Task statement →
Copy the full set of lines exactly as given.

——————

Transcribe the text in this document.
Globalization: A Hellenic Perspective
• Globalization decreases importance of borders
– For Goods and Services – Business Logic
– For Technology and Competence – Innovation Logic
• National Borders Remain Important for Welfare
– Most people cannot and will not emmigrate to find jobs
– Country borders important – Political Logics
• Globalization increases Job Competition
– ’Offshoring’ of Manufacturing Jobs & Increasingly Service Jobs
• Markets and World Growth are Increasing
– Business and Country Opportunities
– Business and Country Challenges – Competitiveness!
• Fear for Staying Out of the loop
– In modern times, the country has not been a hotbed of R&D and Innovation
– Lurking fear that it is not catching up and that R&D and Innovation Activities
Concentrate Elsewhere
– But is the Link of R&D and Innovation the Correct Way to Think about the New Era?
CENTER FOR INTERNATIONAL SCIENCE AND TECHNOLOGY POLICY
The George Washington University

——————

Result of the exercise →
Transcribe the text in this document.
Globalization: A Hellenic Perspective
• Globalization decreases importance of borders
– For Goods and Services – Business Logic
– For Technology and Competence – Innovation Logic
• National Borders Remain Important for Welfare
– Most people cannot and will not emmigrate to find jobs
– Country borders important – Political Logics
• Globalization increases Job Competition
– ’Offshoring’ of Manufacturing Jobs & Increasingly Service Jobs
• Markets and World Growth are Increasing
– Business and Country Opportunities
– Business and Country Challenges – Competitiveness!
• Fear for Staying Out of the loop
– In modern times, the country has not been a hotbed of R&D and Innovation
– Lurking fear that it is not catching up and that R&D and Innovation Activities
Concentrate Elsewhere
– But is the Link of R&D and Innovation the Correct Way to Think about the New Era?
CENTER FOR INTERNATIONAL SCIENCE AND TECHNOLOGY POLICY
The George Washington University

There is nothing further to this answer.